MATERIAL TO PROCESS:
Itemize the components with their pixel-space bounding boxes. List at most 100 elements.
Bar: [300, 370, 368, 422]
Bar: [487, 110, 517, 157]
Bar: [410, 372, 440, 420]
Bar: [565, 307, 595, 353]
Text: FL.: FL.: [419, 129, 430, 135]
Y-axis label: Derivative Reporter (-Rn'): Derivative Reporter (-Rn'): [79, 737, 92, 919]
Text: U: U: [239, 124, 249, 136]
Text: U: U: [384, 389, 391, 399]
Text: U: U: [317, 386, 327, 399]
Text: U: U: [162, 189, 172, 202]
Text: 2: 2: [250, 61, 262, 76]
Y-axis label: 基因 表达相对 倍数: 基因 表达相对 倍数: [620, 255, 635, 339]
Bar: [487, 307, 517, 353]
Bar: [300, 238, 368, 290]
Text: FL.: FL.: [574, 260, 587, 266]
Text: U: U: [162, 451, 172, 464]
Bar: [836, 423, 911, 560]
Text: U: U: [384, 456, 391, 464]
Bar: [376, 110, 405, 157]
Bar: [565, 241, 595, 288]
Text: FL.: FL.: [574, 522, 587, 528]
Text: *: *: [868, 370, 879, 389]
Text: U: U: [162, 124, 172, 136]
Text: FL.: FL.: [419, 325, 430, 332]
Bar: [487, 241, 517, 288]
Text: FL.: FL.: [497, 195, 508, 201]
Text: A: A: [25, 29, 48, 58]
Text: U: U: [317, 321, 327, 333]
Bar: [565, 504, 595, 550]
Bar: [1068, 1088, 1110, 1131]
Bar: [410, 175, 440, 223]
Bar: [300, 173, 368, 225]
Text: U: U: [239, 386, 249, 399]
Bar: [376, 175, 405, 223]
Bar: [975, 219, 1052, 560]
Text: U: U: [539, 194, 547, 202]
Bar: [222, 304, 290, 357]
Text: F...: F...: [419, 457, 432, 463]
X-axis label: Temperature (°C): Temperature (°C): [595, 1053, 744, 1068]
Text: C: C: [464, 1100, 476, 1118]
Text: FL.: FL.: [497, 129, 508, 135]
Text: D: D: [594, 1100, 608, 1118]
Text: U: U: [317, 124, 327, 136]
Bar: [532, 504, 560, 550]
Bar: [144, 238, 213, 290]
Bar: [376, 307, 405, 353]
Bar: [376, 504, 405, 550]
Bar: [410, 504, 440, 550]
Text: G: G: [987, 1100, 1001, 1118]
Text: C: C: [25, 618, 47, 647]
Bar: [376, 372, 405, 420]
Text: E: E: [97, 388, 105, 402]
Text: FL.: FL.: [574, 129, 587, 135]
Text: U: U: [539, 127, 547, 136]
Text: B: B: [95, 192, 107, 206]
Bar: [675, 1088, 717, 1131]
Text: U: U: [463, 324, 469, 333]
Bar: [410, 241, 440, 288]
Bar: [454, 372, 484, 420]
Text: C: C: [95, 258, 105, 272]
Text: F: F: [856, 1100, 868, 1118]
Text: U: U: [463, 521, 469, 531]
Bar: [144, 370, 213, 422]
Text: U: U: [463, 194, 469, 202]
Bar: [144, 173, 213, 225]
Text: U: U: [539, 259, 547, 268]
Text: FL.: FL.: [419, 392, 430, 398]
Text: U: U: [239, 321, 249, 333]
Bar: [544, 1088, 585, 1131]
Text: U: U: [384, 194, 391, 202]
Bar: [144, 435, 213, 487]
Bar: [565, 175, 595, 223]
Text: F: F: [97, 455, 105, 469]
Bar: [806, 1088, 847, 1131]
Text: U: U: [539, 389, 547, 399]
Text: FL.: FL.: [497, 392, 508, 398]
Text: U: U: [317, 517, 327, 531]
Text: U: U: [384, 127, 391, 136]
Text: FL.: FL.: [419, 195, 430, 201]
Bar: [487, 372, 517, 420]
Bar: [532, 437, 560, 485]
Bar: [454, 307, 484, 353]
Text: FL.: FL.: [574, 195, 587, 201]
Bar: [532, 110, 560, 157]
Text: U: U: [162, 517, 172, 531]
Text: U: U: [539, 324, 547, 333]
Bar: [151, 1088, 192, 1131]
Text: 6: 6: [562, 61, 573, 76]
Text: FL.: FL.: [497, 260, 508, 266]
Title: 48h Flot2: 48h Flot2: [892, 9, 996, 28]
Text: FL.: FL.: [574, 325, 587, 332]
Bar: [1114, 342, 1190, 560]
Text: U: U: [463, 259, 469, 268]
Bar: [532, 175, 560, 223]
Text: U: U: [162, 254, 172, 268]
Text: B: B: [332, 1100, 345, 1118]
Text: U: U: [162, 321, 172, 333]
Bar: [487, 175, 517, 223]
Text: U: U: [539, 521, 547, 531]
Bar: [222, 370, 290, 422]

REQUIRED WORK:
Give the stretch from the start of the rows above through the line containing "Text: U: U: [162, 451, 172, 464]" as a JSON list of strings, one string per line, with blank lines left out.

SOLVED EXERCISE:
[
  "Itemize the components with their pixel-space bounding boxes. List at most 100 elements.",
  "Bar: [300, 370, 368, 422]",
  "Bar: [487, 110, 517, 157]",
  "Bar: [410, 372, 440, 420]",
  "Bar: [565, 307, 595, 353]",
  "Text: FL.: FL.: [419, 129, 430, 135]",
  "Y-axis label: Derivative Reporter (-Rn'): Derivative Reporter (-Rn'): [79, 737, 92, 919]",
  "Text: U: U: [239, 124, 249, 136]",
  "Text: U: U: [384, 389, 391, 399]",
  "Text: U: U: [317, 386, 327, 399]",
  "Text: U: U: [162, 189, 172, 202]",
  "Text: 2: 2: [250, 61, 262, 76]",
  "Y-axis label: 基因 表达相对 倍数: 基因 表达相对 倍数: [620, 255, 635, 339]",
  "Bar: [487, 307, 517, 353]",
  "Bar: [300, 238, 368, 290]",
  "Text: FL.: FL.: [574, 260, 587, 266]",
  "Text: U: U: [162, 451, 172, 464]"
]